**What you will do:** Wherever "avec" appears in a line, list that line.

**Source data:**
_ _ _

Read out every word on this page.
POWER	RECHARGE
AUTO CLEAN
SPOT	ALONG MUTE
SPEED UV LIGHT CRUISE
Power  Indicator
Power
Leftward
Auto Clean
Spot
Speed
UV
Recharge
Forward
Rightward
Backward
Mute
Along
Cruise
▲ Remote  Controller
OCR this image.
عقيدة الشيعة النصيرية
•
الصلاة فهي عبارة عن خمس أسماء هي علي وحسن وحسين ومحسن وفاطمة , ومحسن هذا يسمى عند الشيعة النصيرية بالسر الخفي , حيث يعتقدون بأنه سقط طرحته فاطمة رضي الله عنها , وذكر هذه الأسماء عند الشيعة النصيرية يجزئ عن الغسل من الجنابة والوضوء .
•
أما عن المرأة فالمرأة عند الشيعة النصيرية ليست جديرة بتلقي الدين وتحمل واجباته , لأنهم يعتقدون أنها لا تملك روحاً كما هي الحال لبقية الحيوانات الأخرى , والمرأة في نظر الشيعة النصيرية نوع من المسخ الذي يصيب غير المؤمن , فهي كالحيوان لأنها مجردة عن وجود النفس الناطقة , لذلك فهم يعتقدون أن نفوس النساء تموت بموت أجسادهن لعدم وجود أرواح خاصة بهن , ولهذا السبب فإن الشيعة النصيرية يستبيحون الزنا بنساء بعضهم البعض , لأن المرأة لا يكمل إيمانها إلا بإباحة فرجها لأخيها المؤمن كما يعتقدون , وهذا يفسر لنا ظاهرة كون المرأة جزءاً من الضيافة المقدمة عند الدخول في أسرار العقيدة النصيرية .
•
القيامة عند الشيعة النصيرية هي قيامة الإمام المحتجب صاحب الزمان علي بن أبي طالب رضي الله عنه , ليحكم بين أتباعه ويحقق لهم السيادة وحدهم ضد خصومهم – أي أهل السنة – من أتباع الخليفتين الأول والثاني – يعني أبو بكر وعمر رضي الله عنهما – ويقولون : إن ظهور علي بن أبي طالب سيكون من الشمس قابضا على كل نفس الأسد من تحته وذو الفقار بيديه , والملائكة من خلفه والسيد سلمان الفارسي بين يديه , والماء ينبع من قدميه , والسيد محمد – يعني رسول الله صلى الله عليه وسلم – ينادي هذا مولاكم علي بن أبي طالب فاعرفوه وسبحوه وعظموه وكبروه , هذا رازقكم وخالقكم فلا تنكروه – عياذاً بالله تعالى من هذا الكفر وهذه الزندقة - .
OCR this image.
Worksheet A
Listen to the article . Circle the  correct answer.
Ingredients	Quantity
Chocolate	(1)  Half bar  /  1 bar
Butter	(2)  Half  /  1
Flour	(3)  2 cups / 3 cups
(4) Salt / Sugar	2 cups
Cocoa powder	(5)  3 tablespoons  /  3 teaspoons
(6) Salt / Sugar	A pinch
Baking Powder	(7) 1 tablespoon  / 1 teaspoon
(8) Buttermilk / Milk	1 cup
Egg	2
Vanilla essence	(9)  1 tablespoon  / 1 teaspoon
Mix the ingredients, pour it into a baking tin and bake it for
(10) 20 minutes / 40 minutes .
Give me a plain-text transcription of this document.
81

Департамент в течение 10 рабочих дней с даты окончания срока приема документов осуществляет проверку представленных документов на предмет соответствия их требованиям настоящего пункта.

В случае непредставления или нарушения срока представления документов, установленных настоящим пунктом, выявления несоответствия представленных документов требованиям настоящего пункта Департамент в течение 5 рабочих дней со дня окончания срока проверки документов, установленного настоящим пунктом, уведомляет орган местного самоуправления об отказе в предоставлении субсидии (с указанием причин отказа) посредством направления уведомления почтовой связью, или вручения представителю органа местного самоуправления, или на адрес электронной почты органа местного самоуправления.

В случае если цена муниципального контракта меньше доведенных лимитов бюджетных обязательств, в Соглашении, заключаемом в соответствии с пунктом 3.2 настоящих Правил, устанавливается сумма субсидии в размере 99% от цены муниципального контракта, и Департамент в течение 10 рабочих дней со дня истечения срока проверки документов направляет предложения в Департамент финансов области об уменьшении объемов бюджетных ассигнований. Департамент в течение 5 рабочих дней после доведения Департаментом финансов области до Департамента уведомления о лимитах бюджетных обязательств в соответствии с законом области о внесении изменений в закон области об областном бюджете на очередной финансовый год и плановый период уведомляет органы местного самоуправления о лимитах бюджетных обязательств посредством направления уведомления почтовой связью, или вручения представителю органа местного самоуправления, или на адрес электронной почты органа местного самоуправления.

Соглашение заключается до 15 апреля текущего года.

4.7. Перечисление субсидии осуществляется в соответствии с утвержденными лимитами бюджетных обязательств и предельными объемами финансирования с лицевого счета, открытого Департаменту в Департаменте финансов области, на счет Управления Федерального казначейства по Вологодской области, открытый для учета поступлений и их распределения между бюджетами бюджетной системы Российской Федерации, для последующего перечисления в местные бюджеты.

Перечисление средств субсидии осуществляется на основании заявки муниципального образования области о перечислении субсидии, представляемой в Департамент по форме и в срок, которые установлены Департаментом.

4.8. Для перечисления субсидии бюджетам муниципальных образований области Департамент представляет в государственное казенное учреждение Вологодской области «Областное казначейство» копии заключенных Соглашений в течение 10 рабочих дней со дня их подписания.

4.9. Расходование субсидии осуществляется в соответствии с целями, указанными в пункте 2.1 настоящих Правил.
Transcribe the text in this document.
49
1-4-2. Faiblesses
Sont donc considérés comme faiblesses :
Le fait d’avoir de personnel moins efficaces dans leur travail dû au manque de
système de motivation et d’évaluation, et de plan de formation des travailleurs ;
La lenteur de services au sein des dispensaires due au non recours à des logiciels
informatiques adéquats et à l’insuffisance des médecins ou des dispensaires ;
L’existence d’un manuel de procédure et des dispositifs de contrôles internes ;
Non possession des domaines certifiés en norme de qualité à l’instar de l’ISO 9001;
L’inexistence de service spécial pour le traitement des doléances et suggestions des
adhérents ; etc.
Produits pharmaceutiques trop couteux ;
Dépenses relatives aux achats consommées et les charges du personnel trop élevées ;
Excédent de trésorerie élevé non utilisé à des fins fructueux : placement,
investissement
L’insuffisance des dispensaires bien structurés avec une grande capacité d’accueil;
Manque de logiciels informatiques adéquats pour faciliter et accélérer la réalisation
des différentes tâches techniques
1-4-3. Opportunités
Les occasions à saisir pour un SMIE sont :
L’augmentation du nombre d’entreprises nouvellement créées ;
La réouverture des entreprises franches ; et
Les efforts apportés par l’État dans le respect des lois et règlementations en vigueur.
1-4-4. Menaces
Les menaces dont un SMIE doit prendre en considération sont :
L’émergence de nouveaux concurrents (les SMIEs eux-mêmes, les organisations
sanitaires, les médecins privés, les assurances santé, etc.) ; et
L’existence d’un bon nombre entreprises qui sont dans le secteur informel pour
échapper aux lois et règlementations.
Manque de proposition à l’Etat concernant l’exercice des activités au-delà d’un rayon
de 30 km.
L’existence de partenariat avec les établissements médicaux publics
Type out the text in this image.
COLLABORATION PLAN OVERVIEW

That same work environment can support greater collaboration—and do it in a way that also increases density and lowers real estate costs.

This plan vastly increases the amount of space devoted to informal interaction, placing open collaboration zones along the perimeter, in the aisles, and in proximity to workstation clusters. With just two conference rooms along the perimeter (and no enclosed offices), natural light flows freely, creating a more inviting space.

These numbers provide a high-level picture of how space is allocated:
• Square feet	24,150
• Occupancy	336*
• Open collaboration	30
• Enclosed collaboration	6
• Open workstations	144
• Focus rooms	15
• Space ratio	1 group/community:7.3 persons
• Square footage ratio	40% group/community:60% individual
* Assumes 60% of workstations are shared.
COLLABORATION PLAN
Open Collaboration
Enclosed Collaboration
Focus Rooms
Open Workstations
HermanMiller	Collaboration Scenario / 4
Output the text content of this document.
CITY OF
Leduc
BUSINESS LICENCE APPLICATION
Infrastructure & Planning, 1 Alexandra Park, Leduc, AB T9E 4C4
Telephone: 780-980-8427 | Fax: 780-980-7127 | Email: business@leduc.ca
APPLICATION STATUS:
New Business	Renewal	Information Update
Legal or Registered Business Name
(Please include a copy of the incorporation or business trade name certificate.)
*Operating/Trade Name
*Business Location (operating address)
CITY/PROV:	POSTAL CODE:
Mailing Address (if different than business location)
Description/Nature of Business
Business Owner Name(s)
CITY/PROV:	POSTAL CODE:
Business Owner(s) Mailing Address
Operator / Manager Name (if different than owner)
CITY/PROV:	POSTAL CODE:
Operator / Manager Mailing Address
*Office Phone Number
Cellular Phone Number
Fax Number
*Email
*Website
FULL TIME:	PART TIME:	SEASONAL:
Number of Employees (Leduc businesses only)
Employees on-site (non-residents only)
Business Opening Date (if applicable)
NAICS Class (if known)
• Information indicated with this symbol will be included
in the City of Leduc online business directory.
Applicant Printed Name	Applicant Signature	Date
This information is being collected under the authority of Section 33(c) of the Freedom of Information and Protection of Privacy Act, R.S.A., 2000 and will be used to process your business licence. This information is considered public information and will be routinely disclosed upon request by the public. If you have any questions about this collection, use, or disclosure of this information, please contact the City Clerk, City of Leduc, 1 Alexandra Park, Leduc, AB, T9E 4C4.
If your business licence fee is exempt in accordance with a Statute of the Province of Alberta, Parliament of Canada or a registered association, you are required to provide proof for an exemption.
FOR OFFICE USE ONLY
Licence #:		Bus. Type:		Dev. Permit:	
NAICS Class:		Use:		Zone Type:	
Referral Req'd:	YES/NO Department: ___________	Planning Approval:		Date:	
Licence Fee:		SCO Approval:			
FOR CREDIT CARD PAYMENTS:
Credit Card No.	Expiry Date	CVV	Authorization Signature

_ _ _

**Response to the task:**
L’insuffisance des dispensaires bien structurés avec une grande capacité d’accueil;
L’existence de partenariat avec les établissements médicaux publics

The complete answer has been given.